_Goal_:
Repeat the material in full. Keep every line exactly as it is.

────────────────────

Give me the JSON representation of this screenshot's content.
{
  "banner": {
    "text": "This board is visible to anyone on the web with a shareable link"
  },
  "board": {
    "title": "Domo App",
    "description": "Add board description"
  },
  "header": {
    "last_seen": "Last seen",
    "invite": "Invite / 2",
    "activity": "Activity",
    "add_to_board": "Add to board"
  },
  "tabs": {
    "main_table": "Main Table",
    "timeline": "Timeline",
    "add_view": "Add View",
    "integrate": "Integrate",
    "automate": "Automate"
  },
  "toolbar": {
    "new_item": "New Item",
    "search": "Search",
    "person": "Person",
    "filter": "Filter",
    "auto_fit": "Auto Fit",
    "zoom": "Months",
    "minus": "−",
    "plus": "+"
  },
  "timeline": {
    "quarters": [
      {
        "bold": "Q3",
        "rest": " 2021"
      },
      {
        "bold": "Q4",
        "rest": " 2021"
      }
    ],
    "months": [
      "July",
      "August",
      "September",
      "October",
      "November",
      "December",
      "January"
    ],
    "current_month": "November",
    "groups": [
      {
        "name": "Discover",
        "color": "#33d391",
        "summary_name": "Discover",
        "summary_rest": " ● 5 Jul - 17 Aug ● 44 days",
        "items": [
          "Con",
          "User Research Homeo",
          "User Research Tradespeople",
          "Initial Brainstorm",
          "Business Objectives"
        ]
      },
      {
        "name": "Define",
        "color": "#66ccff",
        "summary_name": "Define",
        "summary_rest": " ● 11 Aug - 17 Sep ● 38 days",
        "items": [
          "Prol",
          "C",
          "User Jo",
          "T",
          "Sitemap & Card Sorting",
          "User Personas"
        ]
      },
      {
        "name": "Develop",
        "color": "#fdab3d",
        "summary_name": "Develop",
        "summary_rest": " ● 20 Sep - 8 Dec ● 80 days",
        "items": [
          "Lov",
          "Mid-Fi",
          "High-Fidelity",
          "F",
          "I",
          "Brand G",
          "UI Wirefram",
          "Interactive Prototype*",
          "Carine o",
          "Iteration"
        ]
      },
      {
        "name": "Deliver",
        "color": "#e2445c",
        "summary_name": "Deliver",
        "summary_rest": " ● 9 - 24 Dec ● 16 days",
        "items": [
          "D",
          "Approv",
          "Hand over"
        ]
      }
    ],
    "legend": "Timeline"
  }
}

────────────────────

_Output below_:
Give me the JSON representation of this screenshot's content.
{
  "banner": {
    "text": "This board is visible to anyone on the web with a shareable link"
  },
  "board": {
    "title": "Domo App",
    "description": "Add board description"
  },
  "header": {
    "last_seen": "Last seen",
    "invite": "Invite / 2",
    "activity": "Activity",
    "add_to_board": "Add to board"
  },
  "tabs": {
    "main_table": "Main Table",
    "timeline": "Timeline",
    "add_view": "Add View",
    "integrate": "Integrate",
    "automate": "Automate"
  },
  "toolbar": {
    "new_item": "New Item",
    "search": "Search",
    "person": "Person",
    "filter": "Filter",
    "auto_fit": "Auto Fit",
    "zoom": "Months",
    "minus": "−",
    "plus": "+"
  },
  "timeline": {
    "quarters": [
      {
        "bold": "Q3",
        "rest": " 2021"
      },
      {
        "bold": "Q4",
        "rest": " 2021"
      }
    ],
    "months": [
      "July",
      "August",
      "September",
      "October",
      "November",
      "December",
      "January"
    ],
    "current_month": "November",
    "groups": [
      {
        "name": "Discover",
        "color": "#33d391",
        "summary_name": "Discover",
        "summary_rest": " ● 5 Jul - 17 Aug ● 44 days",
        "items": [
          "Con",
          "User Research Homeo",
          "User Research Tradespeople",
          "Initial Brainstorm",
          "Business Objectives"
        ]
      },
      {
        "name": "Define",
        "color": "#66ccff",
        "summary_name": "Define",
        "summary_rest": " ● 11 Aug - 17 Sep ● 38 days",
        "items": [
          "Prol",
          "C",
          "User Jo",
          "T",
          "Sitemap & Card Sorting",
          "User Personas"
        ]
      },
      {
        "name": "Develop",
        "color": "#fdab3d",
        "summary_name": "Develop",
        "summary_rest": " ● 20 Sep - 8 Dec ● 80 days",
        "items": [
          "Lov",
          "Mid-Fi",
          "High-Fidelity",
          "F",
          "I",
          "Brand G",
          "UI Wirefram",
          "Interactive Prototype*",
          "Carine o",
          "Iteration"
        ]
      },
      {
        "name": "Deliver",
        "color": "#e2445c",
        "summary_name": "Deliver",
        "summary_rest": " ● 9 - 24 Dec ● 16 days",
        "items": [
          "D",
          "Approv",
          "Hand over"
        ]
      }
    ],
    "legend": "Timeline"
  }
}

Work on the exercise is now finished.